# [REQUIRED TASK 1]
From the Pathar Ka Gosht recipe, give the part that opens with the words containing "Pathar Ka Gosht ( Meat Cooked on Stone ) is" and closes with "and Lemon wedges !!!" again, with "Granite" swapped for "Basalt".

# [PAGE TEXT]

Saturday, November 16, 2013

Pathar Ka Gosht ( Meat Cooked on Stone )


Pathar Ka Gosht ( Meat Cooked on Stone ) is an Classic Hyderabadi Dish
Pathar is a Urdu word means- " Stone" and Gosht  is a Urdu word means- "Meat"
 Its a very Popular Hyderabadi Dish .

Pathar Ka Gosht is basically marinate overnight and mutton is seared on a hot Granite stone over charcoal,
 and traditionally garnished with Onion rings and Lemon wedges !!!

Ingredients:

1 Kgs Boneless Mutton, trimmed of fat,
cut into thin sliced (1-inch cubes)
Granite stone (slab and unpolished)

For Marinade

1  tbsp Ginger garlic paste
1  tbsp Red chilli powder
¼ tbsp Turmeric powder
 2 tbsp Meat Tenderizer Powder  / 2 tbsp Raw Papaya paste
( Raw papaya grind it and mix 2 tbsp into the meat) 
1 tbsp Gram Masala
1 tbsp Black Pepper powder
 1 tbsp Green chilli paste
1 tbsp  Lemon juice
Salt – to taste
4 tbsp Oil / 2 tbsp Ghee

For Garnish

 Onion rings 
 Lemon wedges
Coriander leaves (finely chopped )
Mint Leaves (finely chopped )

Method:

Marinade 1:

In a bowl add boneless slice of mutton ,Ginger garlic paste ,
Meat Tenderizer Powder  / Raw Papaya paste,
green chilli paste, Lemon juice 
leave it for marinated 10- 15 minutes,

Marinate 2 :

Now add Ghee or Oil , Red chilli powder,
Turmeric powder, black pepper,gram masala, patthar ke phool  powder and salt,
Leaves mix well. Cover the bowl with a plastic wrap.

# [REQUIRED TASK 2]
Recast the records, from their start through the line containing "x-tick-label: 1973 [253,505,270,538]", as a JSON list of strings with one string per line, leaving out blank lines.

# [DATASET ENTRIES]
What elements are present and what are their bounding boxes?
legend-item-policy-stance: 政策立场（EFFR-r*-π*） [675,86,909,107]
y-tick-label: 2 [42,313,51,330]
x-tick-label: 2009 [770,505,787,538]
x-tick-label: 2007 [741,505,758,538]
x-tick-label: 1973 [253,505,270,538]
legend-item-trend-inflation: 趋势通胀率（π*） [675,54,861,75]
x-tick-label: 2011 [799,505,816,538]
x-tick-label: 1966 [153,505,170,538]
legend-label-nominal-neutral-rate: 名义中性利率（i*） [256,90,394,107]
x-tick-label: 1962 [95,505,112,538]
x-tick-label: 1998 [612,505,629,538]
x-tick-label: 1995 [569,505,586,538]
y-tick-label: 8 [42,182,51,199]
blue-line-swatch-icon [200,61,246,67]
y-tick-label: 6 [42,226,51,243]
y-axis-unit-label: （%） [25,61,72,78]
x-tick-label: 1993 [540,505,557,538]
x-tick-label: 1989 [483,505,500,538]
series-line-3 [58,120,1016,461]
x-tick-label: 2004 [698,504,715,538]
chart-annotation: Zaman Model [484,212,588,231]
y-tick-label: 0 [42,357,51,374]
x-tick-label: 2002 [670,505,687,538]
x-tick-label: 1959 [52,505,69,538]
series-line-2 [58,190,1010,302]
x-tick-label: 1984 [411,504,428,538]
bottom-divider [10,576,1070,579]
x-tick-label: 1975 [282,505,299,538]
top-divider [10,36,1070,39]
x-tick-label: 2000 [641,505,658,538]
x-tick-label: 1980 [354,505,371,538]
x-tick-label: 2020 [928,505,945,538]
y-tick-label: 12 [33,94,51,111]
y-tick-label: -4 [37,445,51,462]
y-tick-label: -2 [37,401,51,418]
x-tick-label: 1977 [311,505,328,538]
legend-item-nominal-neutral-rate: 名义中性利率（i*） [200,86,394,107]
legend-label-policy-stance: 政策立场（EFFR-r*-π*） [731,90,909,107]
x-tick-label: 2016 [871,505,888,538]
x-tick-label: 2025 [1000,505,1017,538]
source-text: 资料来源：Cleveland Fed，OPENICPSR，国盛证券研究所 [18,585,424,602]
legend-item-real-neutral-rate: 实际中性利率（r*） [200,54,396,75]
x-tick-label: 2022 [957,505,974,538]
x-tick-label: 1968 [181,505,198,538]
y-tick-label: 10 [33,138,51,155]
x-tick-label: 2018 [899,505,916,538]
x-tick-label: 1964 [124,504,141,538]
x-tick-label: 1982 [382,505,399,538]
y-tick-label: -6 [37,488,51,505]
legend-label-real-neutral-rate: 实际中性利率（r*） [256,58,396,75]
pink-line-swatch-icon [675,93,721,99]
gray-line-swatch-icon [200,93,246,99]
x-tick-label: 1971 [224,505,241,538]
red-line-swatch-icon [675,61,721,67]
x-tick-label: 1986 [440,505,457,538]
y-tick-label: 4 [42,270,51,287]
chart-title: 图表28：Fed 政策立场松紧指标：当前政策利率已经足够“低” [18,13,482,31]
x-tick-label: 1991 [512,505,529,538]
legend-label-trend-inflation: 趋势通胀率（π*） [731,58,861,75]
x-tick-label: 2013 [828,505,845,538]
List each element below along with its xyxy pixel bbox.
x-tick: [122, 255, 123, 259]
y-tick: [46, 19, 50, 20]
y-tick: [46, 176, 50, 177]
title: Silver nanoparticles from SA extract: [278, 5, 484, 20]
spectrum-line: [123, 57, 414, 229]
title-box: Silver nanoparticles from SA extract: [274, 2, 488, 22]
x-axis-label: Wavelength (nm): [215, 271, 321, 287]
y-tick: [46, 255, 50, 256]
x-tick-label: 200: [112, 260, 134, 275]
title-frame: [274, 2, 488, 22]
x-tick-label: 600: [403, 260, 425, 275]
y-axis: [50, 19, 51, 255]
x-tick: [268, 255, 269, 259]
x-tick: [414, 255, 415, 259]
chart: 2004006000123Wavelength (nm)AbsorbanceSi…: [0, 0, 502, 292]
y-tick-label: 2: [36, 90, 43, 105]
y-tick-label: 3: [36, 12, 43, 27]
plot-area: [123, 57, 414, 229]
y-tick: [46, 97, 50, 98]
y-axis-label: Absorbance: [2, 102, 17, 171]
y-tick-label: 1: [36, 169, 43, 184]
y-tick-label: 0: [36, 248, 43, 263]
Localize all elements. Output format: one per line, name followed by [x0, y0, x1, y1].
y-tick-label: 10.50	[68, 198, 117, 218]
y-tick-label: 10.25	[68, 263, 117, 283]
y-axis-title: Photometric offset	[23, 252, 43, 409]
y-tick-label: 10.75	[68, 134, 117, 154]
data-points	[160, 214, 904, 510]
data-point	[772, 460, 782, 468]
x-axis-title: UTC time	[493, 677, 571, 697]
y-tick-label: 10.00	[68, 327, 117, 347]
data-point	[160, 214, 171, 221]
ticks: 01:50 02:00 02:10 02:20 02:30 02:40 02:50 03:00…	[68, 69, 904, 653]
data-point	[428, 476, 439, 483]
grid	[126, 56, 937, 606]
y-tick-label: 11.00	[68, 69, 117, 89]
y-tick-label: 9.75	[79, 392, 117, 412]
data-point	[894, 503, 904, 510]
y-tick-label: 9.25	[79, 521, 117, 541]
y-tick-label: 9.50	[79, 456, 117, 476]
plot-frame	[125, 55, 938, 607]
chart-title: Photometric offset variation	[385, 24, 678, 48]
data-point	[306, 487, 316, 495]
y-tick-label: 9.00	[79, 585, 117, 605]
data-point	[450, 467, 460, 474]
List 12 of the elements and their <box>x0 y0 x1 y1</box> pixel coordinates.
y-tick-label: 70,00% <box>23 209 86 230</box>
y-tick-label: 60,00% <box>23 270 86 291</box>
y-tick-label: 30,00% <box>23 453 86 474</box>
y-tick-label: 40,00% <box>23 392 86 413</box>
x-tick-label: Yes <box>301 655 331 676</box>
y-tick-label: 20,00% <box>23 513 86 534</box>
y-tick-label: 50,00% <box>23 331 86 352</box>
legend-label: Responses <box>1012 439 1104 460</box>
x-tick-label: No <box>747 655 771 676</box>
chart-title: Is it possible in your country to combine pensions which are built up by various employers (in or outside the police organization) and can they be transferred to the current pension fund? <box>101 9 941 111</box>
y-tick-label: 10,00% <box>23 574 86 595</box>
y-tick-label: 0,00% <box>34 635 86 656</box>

# [WRITTEN RESPONSE 1]
Pathar Ka Gosht ( Meat Cooked on Stone ) is an Classic Hyderabadi Dish
Pathar is a Urdu word means- " Stone" and Gosht  is a Urdu word means- "Meat"
 Its a very Popular Hyderabadi Dish .

Pathar Ka Gosht is basically marinate overnight and mutton is seared on a hot Basalt stone over charcoal,
 and traditionally garnished with Onion rings and Lemon wedges !!!

# [WRITTEN RESPONSE 2]
[
  "What elements are present and what are their bounding boxes?",
  "legend-item-policy-stance: 政策立场（EFFR-r*-π*） [675,86,909,107]",
  "y-tick-label: 2 [42,313,51,330]",
  "x-tick-label: 2009 [770,505,787,538]",
  "x-tick-label: 2007 [741,505,758,538]",
  "x-tick-label: 1973 [253,505,270,538]"
]